[START DATA EXCERPTS]

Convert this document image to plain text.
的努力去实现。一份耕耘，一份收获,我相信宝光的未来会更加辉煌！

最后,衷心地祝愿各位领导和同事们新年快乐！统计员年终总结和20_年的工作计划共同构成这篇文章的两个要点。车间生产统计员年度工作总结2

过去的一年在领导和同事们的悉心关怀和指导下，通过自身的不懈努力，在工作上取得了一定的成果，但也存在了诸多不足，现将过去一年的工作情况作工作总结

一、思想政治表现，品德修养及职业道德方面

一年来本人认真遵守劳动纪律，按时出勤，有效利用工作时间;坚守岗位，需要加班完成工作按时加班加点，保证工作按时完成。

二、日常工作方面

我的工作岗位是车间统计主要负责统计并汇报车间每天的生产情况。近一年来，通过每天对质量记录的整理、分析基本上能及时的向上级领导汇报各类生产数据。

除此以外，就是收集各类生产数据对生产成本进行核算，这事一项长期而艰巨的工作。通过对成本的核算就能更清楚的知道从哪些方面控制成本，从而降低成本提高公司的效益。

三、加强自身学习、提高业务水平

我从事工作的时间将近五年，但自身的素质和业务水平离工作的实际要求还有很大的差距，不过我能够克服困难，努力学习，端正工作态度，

[END DATA EXCERPTS]

WHAT IS ASKED
Print all of the entries exactly as they appear.

EXERCISE SOLUTION
Convert this document image to plain text.
的努力去实现。一份耕耘，一份收获,我相信宝光的未来会更加辉煌！

最后,衷心地祝愿各位领导和同事们新年快乐！统计员年终总结和20_年的工作计划共同构成这篇文章的两个要点。车间生产统计员年度工作总结2

过去的一年在领导和同事们的悉心关怀和指导下，通过自身的不懈努力，在工作上取得了一定的成果，但也存在了诸多不足，现将过去一年的工作情况作工作总结

一、思想政治表现，品德修养及职业道德方面

一年来本人认真遵守劳动纪律，按时出勤，有效利用工作时间;坚守岗位，需要加班完成工作按时加班加点，保证工作按时完成。

二、日常工作方面

我的工作岗位是车间统计主要负责统计并汇报车间每天的生产情况。近一年来，通过每天对质量记录的整理、分析基本上能及时的向上级领导汇报各类生产数据。

除此以外，就是收集各类生产数据对生产成本进行核算，这事一项长期而艰巨的工作。通过对成本的核算就能更清楚的知道从哪些方面控制成本，从而降低成本提高公司的效益。

三、加强自身学习、提高业务水平

我从事工作的时间将近五年，但自身的素质和业务水平离工作的实际要求还有很大的差距，不过我能够克服困难，努力学习，端正工作态度，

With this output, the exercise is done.